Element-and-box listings
## start

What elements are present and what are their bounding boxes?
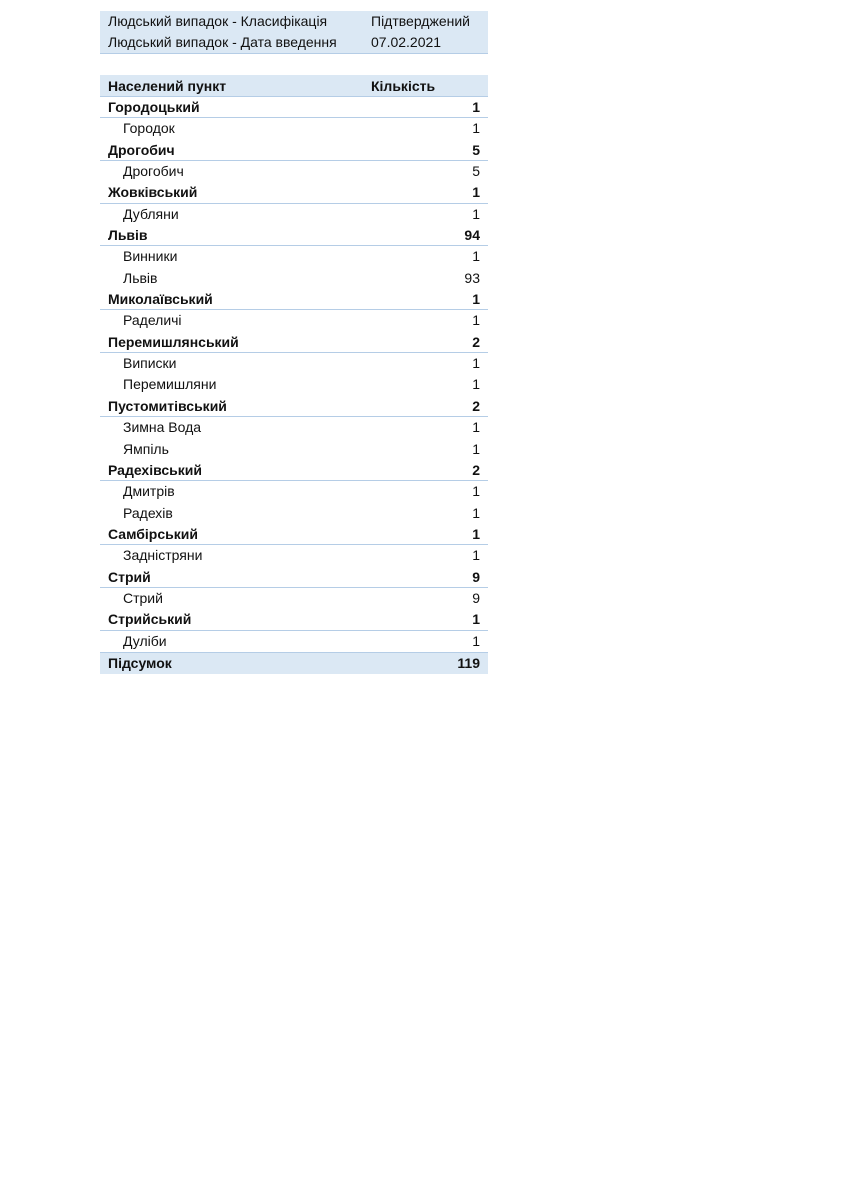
place-count: 1 [472, 376, 480, 393]
group-name: Жовківський [108, 184, 198, 201]
filter-value: 07.02.2021 [371, 34, 442, 50]
table-row [100, 631, 488, 652]
place-count: 1 [472, 632, 480, 649]
group-row [100, 182, 488, 203]
filter-row-date [100, 32, 488, 53]
filter-row-classification [100, 11, 488, 32]
group-total: 2 [472, 333, 480, 350]
group-row [100, 289, 488, 310]
column-header-count: Кількість [371, 78, 436, 94]
place-name: Дубляни [123, 205, 179, 222]
group-name: Перемишлянський [108, 333, 239, 350]
table-body [100, 97, 488, 652]
place-name: Стрий [123, 589, 163, 606]
place-name: Львів [123, 269, 158, 286]
group-total: 2 [472, 397, 480, 414]
group-total: 1 [472, 184, 480, 201]
table-row [100, 268, 488, 289]
group-name: Стрий [108, 568, 151, 585]
place-name: Задністряни [123, 547, 203, 564]
place-count: 1 [472, 419, 480, 436]
table-row [100, 246, 488, 267]
filter-label: Людський випадок - Дата введення [108, 34, 337, 50]
group-total: 1 [472, 611, 480, 628]
place-count: 5 [472, 163, 480, 180]
group-total: 9 [472, 568, 480, 585]
table-row [100, 439, 488, 460]
group-total: 2 [472, 461, 480, 478]
place-name: Ямпіль [123, 440, 169, 457]
group-total: 94 [464, 227, 480, 244]
group-name: Миколаївський [108, 291, 213, 308]
table-row [100, 503, 488, 524]
filter-value: Підтверджений [371, 13, 470, 29]
table-row [100, 545, 488, 566]
group-total: 5 [472, 141, 480, 158]
group-name: Стрийський [108, 611, 192, 628]
place-count: 93 [464, 269, 480, 286]
place-count: 9 [472, 589, 480, 606]
column-header-place: Населений пункт [108, 78, 227, 94]
group-total: 1 [472, 99, 480, 115]
group-row [100, 609, 488, 630]
group-row [100, 396, 488, 417]
place-name: Дмитрів [123, 483, 175, 500]
place-count: 1 [472, 483, 480, 500]
place-name: Зимна Вода [123, 419, 202, 436]
place-name: Раделичі [123, 312, 182, 329]
total-label: Підсумок [108, 654, 172, 671]
place-count: 1 [472, 120, 480, 137]
table-row [100, 161, 488, 182]
filter-label: Людський випадок - Класифікація [108, 13, 328, 29]
table-row [100, 204, 488, 225]
table-row [100, 310, 488, 331]
total-value: 119 [457, 654, 480, 671]
place-count: 1 [472, 440, 480, 457]
group-row [100, 140, 488, 161]
group-total: 1 [472, 291, 480, 308]
group-row [100, 460, 488, 481]
group-name: Пустомитівський [108, 397, 227, 414]
group-row [100, 97, 488, 118]
place-name: Дуліби [123, 632, 167, 649]
place-name: Винники [123, 248, 178, 265]
table-row [100, 417, 488, 438]
table-row [100, 353, 488, 374]
place-name: Радехів [123, 504, 173, 521]
group-name: Львів [108, 227, 148, 244]
group-name: Городоцький [108, 99, 200, 115]
table-row [100, 481, 488, 502]
group-total: 1 [472, 525, 480, 542]
group-row [100, 567, 488, 588]
table-row [100, 118, 488, 139]
place-count: 1 [472, 504, 480, 521]
filter-panel [100, 11, 488, 54]
place-name: Городок [123, 120, 175, 137]
group-name: Радехівський [108, 461, 202, 478]
place-name: Виписки [123, 355, 177, 372]
table-row [100, 374, 488, 395]
place-count: 1 [472, 205, 480, 222]
place-count: 1 [472, 547, 480, 564]
place-count: 1 [472, 312, 480, 329]
pivot-table [100, 75, 488, 674]
table-row [100, 588, 488, 609]
total-row [100, 652, 488, 674]
group-row [100, 225, 488, 246]
group-name: Самбірський [108, 525, 198, 542]
group-row [100, 332, 488, 353]
group-row [100, 524, 488, 545]
table-header [100, 75, 488, 97]
group-name: Дрогобич [108, 141, 175, 158]
place-name: Перемишляни [123, 376, 217, 393]
place-count: 1 [472, 355, 480, 372]
place-name: Дрогобич [123, 163, 184, 180]
place-count: 1 [472, 248, 480, 265]
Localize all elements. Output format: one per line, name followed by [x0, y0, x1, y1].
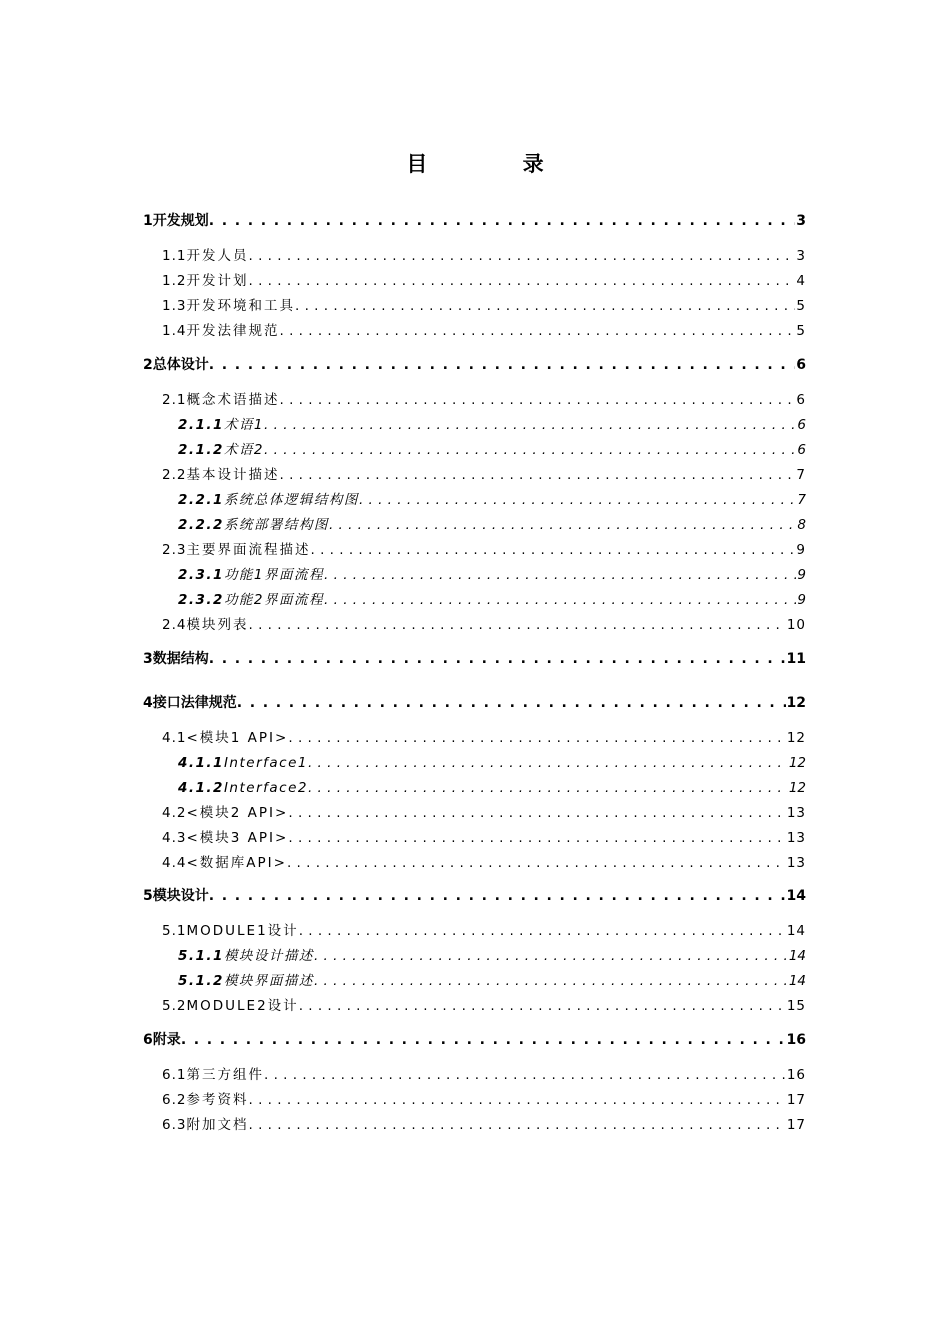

## end

> [Exercise aim] Copy the listing above word for word, leaving out the picture lines.

> [Exercise response]
What elements are present and what are their bounding boxes?
place-count: 1 [472, 376, 480, 393]
group-name: Жовківський [108, 184, 198, 201]
filter-value: 07.02.2021 [371, 34, 442, 50]
table-row [100, 631, 488, 652]
place-count: 1 [472, 632, 480, 649]
group-row [100, 182, 488, 203]
filter-row-date [100, 32, 488, 53]
filter-row-classification [100, 11, 488, 32]
group-total: 2 [472, 333, 480, 350]
group-row [100, 289, 488, 310]
column-header-count: Кількість [371, 78, 436, 94]
place-name: Дубляни [123, 205, 179, 222]
group-name: Перемишлянський [108, 333, 239, 350]
table-body [100, 97, 488, 652]
place-name: Стрий [123, 589, 163, 606]
place-name: Львів [123, 269, 158, 286]
group-total: 2 [472, 397, 480, 414]
group-total: 1 [472, 184, 480, 201]
table-row [100, 268, 488, 289]
group-name: Стрий [108, 568, 151, 585]
place-name: Задністряни [123, 547, 203, 564]
place-count: 1 [472, 419, 480, 436]
table-row [100, 246, 488, 267]
filter-label: Людський випадок - Дата введення [108, 34, 337, 50]
group-total: 1 [472, 611, 480, 628]
place-count: 5 [472, 163, 480, 180]
group-total: 9 [472, 568, 480, 585]
table-row [100, 439, 488, 460]
group-total: 2 [472, 461, 480, 478]
place-name: Ямпіль [123, 440, 169, 457]
group-total: 94 [464, 227, 480, 244]
group-name: Миколаївський [108, 291, 213, 308]
table-row [100, 503, 488, 524]
filter-value: Підтверджений [371, 13, 470, 29]
table-row [100, 545, 488, 566]
group-total: 5 [472, 141, 480, 158]
group-name: Стрийський [108, 611, 192, 628]
place-count: 93 [464, 269, 480, 286]
place-count: 9 [472, 589, 480, 606]
column-header-place: Населений пункт [108, 78, 227, 94]
group-total: 1 [472, 99, 480, 115]
group-row [100, 609, 488, 630]
group-row [100, 396, 488, 417]
place-name: Дмитрів [123, 483, 175, 500]
place-count: 1 [472, 483, 480, 500]
place-name: Зимна Вода [123, 419, 202, 436]
place-name: Раделичі [123, 312, 182, 329]
total-label: Підсумок [108, 654, 172, 671]
place-count: 1 [472, 120, 480, 137]
table-row [100, 161, 488, 182]
filter-label: Людський випадок - Класифікація [108, 13, 328, 29]
table-row [100, 204, 488, 225]
table-row [100, 310, 488, 331]
total-value: 119 [457, 654, 480, 671]
place-count: 1 [472, 440, 480, 457]
group-row [100, 140, 488, 161]
group-total: 1 [472, 291, 480, 308]
group-row [100, 460, 488, 481]
group-name: Пустомитівський [108, 397, 227, 414]
group-row [100, 97, 488, 118]
place-name: Дуліби [123, 632, 167, 649]
place-name: Винники [123, 248, 178, 265]
table-row [100, 417, 488, 438]
table-row [100, 353, 488, 374]
place-name: Радехів [123, 504, 173, 521]
group-name: Львів [108, 227, 148, 244]
group-name: Городоцький [108, 99, 200, 115]
table-row [100, 481, 488, 502]
group-total: 1 [472, 525, 480, 542]
group-row [100, 567, 488, 588]
table-row [100, 118, 488, 139]
place-count: 1 [472, 504, 480, 521]
filter-panel [100, 11, 488, 54]
place-name: Городок [123, 120, 175, 137]
group-name: Радехівський [108, 461, 202, 478]
place-name: Виписки [123, 355, 177, 372]
table-row [100, 374, 488, 395]
place-count: 1 [472, 205, 480, 222]
place-count: 1 [472, 547, 480, 564]
place-count: 1 [472, 312, 480, 329]
pivot-table [100, 75, 488, 674]
table-row [100, 588, 488, 609]
total-row [100, 652, 488, 674]
group-row [100, 225, 488, 246]
group-name: Самбірський [108, 525, 198, 542]
group-row [100, 332, 488, 353]
group-row [100, 524, 488, 545]
table-header [100, 75, 488, 97]
group-name: Дрогобич [108, 141, 175, 158]
place-name: Перемишляни [123, 376, 217, 393]
place-count: 1 [472, 355, 480, 372]
place-name: Дрогобич [123, 163, 184, 180]
place-count: 1 [472, 248, 480, 265]
Localize all elements. Output format: one per line, name followed by [x0, y0, x1, y1].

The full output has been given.